→ Stated task 1:
Reproduce, word for word, the part of the text about the Sparks album that opens with the words containing "Nº 1 in Heaven is" and closes with "later synth-pop bands.".

→ Text to read:
------------------------------------------------

Nº 1 in Heaven is the eighth studio album by American rock band Sparks. Recorded with Italian disco producer Giorgio Moroder, the album marked a change of musical direction for the group and became influential on later synth-pop bands.

Released in March 1979 by Virgin Records (with initial copies on colored vinyl) and later licensed to Elektra Records in the US, Nº 1 in Heaven renewed interest in the band after disappointing sales of the preceding albums Big Beat (1976) and Introducing Sparks (1977). It is the band's only album on Elektra, the fourth label that the band was signed to in the US.

Background
In 1973, Sparks had decamped from the US to the UK, resulting in a change of lineup upon hiring English musicians to fill the roles of guitar, bass and drums. Consequently, Sparks enjoyed their first period of success, wherein their singles and albums sold well and were received warmly by the critics. After 1975's Indiscreet, the third of Sparks' UK-based albums, sold less well than its two predecessors, the Maels then chose to return to Los Angeles to rejuvenate the group.

Initially, they had returned to work with early Sparks member Earle Mankey and recorded the song "England" with him. Eventually the group turned to Rupert Holmes and recorded the heavier and more produced Big Beat (1976) with a number of session musicians. Although the album employed a more "American" sound, it did little business in the US or the UK. The next album, Introducing Sparks (1977), was much lighter but was no more successful than Big Beat. This new "West Coast" sound was deemed a failure, as the band felt the results were "bereft of personality". 

By 1978, the Mael Brothers found themselves at a crossroads; they had tired of the rock band format and were determined to take their music in a more electronic direction. They had expressed admiration for pioneering Italian producer Giorgio Moroder, creator of Donna Summer's iconic disco anthem "I Feel Love", to a German journalist who turned out to be a friend of his. Sparks then teamed up with Moroder to record Nº 1 in Heaven at Musicland Studios, West Germany.

Production
Nº 1 in Heaven had a dramatically different sound from that of Sparks' previous seven albums. The group dropped the standard guitar, bass and piano from its musical palette and the new sound was dominated by layered sequencers and synthesizers, underpinned by the drums and percussion of Keith Forsey. Russell Mael's distinctive falsetto was overlaid in a number of overdubs and complemented by backing vocalists. 

Aside from Ron Mael's lyrics and Russell's vocals, musically, the sound of the album matched that of Moroder's trademark sound that had begun with Donna Summer's "I Feel Love" and had continued in much of his solo work, with songs like "Tryouts for the Human Race" and "La Dolce Vita" continuing in the vein of his work with Summer. This sound was also exemplified on Summer's 1977 album Once Upon a Time ("Now I Need You", "Working the Midnight Shift", "Queen for a Day") and 1979's Bad Girls (in songs like "Sunset People").

The first US editions of Nº 1 in Heaven contained content identical to the original Virgin UK release, but later editions substituted the 12" extended mix of "Beat the Clock" for the album version.

------------------------------------------------

→ Dataset records:

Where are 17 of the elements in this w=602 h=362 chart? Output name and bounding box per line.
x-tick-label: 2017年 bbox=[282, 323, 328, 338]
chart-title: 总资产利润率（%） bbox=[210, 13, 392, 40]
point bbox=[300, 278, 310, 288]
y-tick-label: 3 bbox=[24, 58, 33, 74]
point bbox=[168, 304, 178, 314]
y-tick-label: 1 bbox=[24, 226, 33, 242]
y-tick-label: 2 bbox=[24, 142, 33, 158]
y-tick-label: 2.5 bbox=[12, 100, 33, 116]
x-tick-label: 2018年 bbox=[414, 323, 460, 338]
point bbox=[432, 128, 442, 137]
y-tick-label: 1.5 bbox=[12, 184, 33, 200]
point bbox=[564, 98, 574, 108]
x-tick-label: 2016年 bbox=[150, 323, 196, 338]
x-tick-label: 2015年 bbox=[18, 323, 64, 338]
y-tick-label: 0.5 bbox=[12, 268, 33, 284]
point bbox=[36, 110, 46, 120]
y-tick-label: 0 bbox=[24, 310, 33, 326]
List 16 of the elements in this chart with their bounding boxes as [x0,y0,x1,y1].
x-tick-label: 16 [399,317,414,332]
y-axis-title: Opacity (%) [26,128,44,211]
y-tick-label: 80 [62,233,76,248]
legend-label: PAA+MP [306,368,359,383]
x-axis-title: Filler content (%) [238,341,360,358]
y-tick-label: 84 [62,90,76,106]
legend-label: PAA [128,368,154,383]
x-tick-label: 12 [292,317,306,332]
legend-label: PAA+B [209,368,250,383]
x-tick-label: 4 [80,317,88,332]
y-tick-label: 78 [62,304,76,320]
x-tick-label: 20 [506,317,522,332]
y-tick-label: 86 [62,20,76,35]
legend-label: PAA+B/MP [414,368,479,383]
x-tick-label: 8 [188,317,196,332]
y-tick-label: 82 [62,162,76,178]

------------------------------------------------

→ Stated task 2:
Write out the records from their first line through the line that contains "y-tick-label: 86 [62,20,76,35]", both ends included, with "legend-label" replaced by "legend-entry" and everything else left as it is. Give only those lines.

→ Complete response 1:
Nº 1 in Heaven is the eighth studio album by American rock band Sparks. Recorded with Italian disco producer Giorgio Moroder, the album marked a change of musical direction for the group and became influential on later synth-pop bands.

→ Complete response 2:
Where are 17 of the elements in this w=602 h=362 chart? Output name and bounding box per line.
x-tick-label: 2017年 bbox=[282, 323, 328, 338]
chart-title: 总资产利润率（%） bbox=[210, 13, 392, 40]
point bbox=[300, 278, 310, 288]
y-tick-label: 3 bbox=[24, 58, 33, 74]
point bbox=[168, 304, 178, 314]
y-tick-label: 1 bbox=[24, 226, 33, 242]
y-tick-label: 2 bbox=[24, 142, 33, 158]
y-tick-label: 2.5 bbox=[12, 100, 33, 116]
x-tick-label: 2018年 bbox=[414, 323, 460, 338]
point bbox=[432, 128, 442, 137]
y-tick-label: 1.5 bbox=[12, 184, 33, 200]
point bbox=[564, 98, 574, 108]
x-tick-label: 2016年 bbox=[150, 323, 196, 338]
x-tick-label: 2015年 bbox=[18, 323, 64, 338]
y-tick-label: 0.5 bbox=[12, 268, 33, 284]
point bbox=[36, 110, 46, 120]
y-tick-label: 0 bbox=[24, 310, 33, 326]
List 16 of the elements in this chart with their bounding boxes as [x0,y0,x1,y1].
x-tick-label: 16 [399,317,414,332]
y-axis-title: Opacity (%) [26,128,44,211]
y-tick-label: 80 [62,233,76,248]
legend-entry: PAA+MP [306,368,359,383]
x-axis-title: Filler content (%) [238,341,360,358]
y-tick-label: 84 [62,90,76,106]
legend-entry: PAA [128,368,154,383]
x-tick-label: 12 [292,317,306,332]
legend-entry: PAA+B [209,368,250,383]
x-tick-label: 4 [80,317,88,332]
y-tick-label: 78 [62,304,76,320]
x-tick-label: 20 [506,317,522,332]
y-tick-label: 86 [62,20,76,35]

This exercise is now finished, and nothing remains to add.